Texto →
──────────────────────────────
Rondinelli Tomazelli
21 anos, 8° período/Jornalismo - Centro Universitário São Camilo
Cachoeiro de Itapemirim - ES

A internet traz mesmo boas surpresas. No baú virtual encontrei “Missa dos Quilombos”, disco de Milton Nascimento gravado em 1982. Raridade, a obra traduz um grito de guerra entoado pelo Brasil: os direitos dos negros. Tambores, berimbaus e corais gregorianos embalam o canto ecumênico.
“Em nome do Deus de todos os nomes (...) Em nome do filho Jesus nosso irmão, que nasceu moreno da raça de Abraão. (...) Em nome do povo sempre deportado pelas brancas velas no exílio dos mares, marginalizados nos cais, nas favelas e até nos altares...”
Este é um trecho de “Em nome de Deus”, a terceira de 15 faixas que gritam contra a intolerância religiosa e racial. Mistura do catolicismo às divindades africanas. Já consagrado pelo Clube da Esquina e pela militância contra a ditadura, Milton fez de Missa dos Quilombos uma obra de arte. Mesmo desligado de tradições religiosas, fui tomado pela overdose de fé que transborda do disco.
Seguindo a semiologia de Roland Barthes, digo que o CD deixou a condição de show musical para alcançar outra significação: uma pregação do Evangelho mesclada ao som da cultura popular. Resgatando elementos da cultura negra e dos rituais da missa católica, a obra tem a abertura Dom Helder Câmara, evocando o texto de Pedro Tierra “Trancados na Noite”. Símbolo da luta pelos direitos humanos no período militar, Dom Helder volta na 13ª faixa entoando a “Marcha Fina (De Banzo e de Esperança)”.
──────────────────────────────
Listagem fornecida →
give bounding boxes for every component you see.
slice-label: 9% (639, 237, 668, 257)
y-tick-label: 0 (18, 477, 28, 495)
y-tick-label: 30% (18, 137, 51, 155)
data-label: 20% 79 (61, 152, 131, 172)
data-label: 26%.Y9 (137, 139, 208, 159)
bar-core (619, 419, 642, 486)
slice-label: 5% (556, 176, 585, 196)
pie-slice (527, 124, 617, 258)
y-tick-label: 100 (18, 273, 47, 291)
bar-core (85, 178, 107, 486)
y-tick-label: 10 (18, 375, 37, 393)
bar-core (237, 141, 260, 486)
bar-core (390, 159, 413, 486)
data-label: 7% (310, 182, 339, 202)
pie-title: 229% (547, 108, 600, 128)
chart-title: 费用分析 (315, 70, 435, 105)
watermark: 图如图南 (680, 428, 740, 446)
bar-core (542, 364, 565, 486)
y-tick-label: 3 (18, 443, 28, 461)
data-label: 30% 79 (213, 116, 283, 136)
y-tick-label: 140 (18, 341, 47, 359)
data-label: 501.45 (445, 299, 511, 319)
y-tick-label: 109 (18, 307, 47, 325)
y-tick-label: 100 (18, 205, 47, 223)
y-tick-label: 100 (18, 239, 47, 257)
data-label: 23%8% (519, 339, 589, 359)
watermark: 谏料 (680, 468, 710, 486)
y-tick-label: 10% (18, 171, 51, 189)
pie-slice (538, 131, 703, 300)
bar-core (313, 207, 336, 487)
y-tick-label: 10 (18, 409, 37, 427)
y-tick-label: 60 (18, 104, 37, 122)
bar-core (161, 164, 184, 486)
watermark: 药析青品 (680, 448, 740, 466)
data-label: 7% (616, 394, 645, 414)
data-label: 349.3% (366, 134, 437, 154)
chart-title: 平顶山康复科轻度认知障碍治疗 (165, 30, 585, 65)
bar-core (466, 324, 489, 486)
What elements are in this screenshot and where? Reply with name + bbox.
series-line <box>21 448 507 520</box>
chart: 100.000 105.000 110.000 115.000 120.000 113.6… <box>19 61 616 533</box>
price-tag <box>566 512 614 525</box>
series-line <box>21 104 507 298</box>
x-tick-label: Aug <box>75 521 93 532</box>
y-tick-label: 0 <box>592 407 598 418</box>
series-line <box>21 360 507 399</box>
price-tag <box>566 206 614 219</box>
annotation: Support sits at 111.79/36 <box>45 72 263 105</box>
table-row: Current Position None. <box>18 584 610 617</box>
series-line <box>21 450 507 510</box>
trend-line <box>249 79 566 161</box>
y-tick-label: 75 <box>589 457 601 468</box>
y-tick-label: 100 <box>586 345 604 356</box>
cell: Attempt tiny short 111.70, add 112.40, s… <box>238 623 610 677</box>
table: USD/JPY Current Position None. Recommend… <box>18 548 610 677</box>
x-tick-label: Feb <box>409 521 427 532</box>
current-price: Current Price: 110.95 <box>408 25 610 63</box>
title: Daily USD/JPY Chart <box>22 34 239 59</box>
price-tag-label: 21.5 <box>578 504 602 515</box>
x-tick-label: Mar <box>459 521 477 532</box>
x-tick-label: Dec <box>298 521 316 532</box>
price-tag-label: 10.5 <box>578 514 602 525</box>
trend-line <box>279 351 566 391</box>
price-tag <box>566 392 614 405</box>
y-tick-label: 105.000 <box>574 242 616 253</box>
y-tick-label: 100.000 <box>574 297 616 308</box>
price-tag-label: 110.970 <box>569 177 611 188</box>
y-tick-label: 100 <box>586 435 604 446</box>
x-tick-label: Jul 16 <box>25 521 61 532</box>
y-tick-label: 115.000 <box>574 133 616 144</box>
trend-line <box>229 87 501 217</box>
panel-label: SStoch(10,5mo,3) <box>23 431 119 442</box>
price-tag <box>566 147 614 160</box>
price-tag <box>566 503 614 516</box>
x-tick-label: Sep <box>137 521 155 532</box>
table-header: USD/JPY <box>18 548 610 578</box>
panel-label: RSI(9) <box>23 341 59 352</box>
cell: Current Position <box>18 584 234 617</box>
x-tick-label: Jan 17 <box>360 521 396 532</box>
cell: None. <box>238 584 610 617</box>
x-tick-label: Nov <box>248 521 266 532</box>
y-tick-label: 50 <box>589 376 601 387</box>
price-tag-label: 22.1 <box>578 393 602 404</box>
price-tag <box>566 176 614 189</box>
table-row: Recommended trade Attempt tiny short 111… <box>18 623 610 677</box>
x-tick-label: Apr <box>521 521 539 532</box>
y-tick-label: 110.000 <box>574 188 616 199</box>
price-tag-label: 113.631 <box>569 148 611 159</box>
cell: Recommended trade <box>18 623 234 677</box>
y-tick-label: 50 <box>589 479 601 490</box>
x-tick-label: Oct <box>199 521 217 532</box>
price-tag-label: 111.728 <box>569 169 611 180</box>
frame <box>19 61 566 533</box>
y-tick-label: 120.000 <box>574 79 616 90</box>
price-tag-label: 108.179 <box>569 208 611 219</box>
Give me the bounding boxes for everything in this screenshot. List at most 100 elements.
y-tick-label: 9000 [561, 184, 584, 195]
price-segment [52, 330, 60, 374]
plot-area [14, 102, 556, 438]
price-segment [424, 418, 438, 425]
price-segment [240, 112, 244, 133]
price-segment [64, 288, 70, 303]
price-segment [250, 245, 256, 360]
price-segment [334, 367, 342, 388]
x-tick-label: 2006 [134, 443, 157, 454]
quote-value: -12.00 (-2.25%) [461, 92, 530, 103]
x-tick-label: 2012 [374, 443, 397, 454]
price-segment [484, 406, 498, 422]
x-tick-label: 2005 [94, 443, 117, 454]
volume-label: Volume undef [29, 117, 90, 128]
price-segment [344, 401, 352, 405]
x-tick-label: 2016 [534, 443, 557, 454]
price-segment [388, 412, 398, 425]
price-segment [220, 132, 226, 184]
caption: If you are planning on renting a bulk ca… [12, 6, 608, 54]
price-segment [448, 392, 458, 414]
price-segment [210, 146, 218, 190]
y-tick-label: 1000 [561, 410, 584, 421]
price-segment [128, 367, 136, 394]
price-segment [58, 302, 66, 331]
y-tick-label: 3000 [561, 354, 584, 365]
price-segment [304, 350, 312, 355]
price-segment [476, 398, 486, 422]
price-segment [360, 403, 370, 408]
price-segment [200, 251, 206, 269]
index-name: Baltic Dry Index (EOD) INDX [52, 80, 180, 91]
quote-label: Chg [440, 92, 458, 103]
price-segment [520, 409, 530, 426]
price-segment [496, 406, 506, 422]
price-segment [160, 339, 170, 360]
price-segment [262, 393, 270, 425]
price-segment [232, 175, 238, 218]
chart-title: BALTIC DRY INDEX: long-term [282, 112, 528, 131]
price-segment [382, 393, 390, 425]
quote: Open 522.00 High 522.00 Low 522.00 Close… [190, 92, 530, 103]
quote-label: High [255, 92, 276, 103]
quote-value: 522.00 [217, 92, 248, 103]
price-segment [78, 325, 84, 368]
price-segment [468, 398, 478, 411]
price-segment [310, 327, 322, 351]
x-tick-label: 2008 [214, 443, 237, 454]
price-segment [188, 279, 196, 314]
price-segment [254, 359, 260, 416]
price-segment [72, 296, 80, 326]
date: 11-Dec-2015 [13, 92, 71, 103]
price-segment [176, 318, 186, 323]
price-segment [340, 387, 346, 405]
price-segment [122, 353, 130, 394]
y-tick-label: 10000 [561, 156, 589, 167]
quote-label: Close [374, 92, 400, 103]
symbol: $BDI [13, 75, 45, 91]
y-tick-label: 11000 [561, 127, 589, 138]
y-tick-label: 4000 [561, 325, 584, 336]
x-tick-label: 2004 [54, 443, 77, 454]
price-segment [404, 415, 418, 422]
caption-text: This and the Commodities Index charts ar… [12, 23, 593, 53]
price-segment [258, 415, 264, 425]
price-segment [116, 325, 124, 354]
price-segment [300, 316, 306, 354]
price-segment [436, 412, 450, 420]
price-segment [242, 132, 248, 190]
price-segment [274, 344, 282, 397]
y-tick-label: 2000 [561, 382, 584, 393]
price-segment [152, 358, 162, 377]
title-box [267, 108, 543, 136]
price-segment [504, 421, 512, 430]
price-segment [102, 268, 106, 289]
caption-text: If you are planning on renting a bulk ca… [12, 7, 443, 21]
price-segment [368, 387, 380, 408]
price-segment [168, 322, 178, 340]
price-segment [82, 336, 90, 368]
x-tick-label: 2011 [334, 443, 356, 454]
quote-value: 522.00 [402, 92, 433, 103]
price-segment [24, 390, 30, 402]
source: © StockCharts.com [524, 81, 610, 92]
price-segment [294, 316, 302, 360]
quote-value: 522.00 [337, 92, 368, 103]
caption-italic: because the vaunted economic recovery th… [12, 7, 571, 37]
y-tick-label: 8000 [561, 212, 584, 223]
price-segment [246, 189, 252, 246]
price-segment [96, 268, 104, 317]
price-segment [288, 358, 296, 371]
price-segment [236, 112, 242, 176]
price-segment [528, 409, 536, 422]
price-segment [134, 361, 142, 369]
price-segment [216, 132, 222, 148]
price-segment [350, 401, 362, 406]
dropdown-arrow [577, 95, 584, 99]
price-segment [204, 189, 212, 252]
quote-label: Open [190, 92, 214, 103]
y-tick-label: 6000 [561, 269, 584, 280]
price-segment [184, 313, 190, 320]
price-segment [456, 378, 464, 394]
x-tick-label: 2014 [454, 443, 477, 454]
──────────────────────────────
Liste todos os títulos de obras (disco, faixas e texto) citados no texto sobre o disco de Milton Nascimento. A listagem não tem nenhum papel nesta tarefa.

- Missa dos Quilombos
- Em nome de Deus
- Trancados na Noite
- Marcha Fina (De Banzo e de Esperança)